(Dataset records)
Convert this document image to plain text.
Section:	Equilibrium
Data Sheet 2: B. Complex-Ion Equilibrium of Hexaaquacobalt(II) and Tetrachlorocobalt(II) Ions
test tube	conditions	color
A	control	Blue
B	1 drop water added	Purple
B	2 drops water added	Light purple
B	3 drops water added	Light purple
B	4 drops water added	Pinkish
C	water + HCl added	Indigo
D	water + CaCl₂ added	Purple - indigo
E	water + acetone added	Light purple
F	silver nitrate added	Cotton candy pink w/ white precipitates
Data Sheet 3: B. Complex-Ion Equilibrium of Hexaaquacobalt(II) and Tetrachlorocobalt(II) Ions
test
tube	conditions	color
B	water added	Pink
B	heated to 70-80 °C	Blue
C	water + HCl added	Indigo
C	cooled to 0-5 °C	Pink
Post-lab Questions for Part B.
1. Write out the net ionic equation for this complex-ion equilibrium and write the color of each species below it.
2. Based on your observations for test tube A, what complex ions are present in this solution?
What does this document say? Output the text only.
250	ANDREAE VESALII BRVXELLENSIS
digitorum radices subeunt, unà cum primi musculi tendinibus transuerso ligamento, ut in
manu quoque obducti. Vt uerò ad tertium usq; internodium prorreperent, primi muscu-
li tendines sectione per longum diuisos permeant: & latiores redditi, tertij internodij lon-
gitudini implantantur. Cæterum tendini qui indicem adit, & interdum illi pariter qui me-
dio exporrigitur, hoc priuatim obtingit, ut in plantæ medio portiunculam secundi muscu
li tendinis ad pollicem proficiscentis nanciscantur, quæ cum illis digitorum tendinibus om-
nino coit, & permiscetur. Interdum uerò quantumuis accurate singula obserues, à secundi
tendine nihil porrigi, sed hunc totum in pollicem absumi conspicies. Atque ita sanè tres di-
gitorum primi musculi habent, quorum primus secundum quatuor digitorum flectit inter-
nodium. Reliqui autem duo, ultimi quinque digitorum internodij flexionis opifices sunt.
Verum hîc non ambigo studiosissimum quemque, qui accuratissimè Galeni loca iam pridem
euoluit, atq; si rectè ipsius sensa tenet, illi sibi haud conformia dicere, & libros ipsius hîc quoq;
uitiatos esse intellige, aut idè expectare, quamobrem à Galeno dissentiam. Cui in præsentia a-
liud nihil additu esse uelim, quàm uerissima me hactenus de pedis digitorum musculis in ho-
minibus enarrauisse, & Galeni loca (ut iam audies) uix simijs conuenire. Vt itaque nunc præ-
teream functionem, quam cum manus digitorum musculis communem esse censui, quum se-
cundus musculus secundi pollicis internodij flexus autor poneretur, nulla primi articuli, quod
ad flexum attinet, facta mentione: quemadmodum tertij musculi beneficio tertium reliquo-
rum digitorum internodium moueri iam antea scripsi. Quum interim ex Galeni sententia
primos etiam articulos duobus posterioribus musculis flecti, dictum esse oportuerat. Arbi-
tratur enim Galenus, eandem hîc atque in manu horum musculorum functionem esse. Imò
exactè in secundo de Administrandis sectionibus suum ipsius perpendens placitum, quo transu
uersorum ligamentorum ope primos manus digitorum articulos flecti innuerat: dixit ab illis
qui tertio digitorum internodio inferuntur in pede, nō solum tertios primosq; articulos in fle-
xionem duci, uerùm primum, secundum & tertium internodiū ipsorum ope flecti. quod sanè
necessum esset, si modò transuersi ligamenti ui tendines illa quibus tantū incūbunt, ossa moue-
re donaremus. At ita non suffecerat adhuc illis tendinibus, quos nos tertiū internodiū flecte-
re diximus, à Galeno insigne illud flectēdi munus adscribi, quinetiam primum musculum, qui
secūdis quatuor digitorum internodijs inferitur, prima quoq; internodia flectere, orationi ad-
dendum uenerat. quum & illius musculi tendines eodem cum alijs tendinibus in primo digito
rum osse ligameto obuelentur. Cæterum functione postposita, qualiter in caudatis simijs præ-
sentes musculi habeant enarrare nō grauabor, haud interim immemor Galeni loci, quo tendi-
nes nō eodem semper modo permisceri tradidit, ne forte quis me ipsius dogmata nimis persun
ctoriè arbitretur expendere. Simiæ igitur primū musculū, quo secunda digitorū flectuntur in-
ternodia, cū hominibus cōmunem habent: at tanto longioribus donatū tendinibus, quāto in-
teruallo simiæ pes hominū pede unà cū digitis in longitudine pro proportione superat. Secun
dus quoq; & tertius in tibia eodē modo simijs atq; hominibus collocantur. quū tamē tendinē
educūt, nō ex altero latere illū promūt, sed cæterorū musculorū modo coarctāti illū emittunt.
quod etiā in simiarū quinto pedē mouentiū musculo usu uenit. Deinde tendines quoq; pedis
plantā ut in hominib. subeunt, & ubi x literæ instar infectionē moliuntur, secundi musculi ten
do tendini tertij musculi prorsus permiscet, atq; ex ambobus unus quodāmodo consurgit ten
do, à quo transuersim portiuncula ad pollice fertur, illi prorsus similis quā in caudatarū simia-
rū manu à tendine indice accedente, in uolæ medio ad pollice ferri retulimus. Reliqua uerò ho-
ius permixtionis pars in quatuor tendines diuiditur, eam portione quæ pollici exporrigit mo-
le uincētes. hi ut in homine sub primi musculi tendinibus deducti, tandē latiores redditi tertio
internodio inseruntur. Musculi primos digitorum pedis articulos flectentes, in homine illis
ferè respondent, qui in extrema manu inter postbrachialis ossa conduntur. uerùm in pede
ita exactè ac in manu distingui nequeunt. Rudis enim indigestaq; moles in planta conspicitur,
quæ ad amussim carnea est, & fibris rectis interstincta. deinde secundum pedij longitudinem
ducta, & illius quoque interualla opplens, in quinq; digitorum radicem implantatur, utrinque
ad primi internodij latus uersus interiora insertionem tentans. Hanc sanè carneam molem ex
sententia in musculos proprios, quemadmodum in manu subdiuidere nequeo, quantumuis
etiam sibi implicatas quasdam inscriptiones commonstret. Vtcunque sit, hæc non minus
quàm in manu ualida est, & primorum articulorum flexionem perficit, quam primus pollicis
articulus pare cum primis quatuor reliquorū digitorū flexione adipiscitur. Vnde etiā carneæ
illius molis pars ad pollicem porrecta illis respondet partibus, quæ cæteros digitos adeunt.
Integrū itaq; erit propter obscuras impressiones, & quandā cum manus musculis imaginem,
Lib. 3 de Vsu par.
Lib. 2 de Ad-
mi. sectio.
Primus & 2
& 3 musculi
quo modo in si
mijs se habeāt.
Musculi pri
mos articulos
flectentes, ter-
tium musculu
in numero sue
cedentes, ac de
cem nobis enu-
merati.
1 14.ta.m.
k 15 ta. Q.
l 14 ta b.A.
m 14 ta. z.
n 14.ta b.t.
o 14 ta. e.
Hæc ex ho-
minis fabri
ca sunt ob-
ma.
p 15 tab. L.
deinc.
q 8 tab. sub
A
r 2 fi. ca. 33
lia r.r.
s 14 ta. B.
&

* PROBLEM DETAILS *
Scan the listing above for the word "medio" and show each line where it is found.

* RESPONSE TO THE EXERCISE *
dio exporrigitur, hoc priuatim obtingit, ut in plantæ medio portiunculam secundi muscu
rū manu à tendine indice accedente, in uolæ medio ad pollice ferri retulimus. Reliqua uerò ho-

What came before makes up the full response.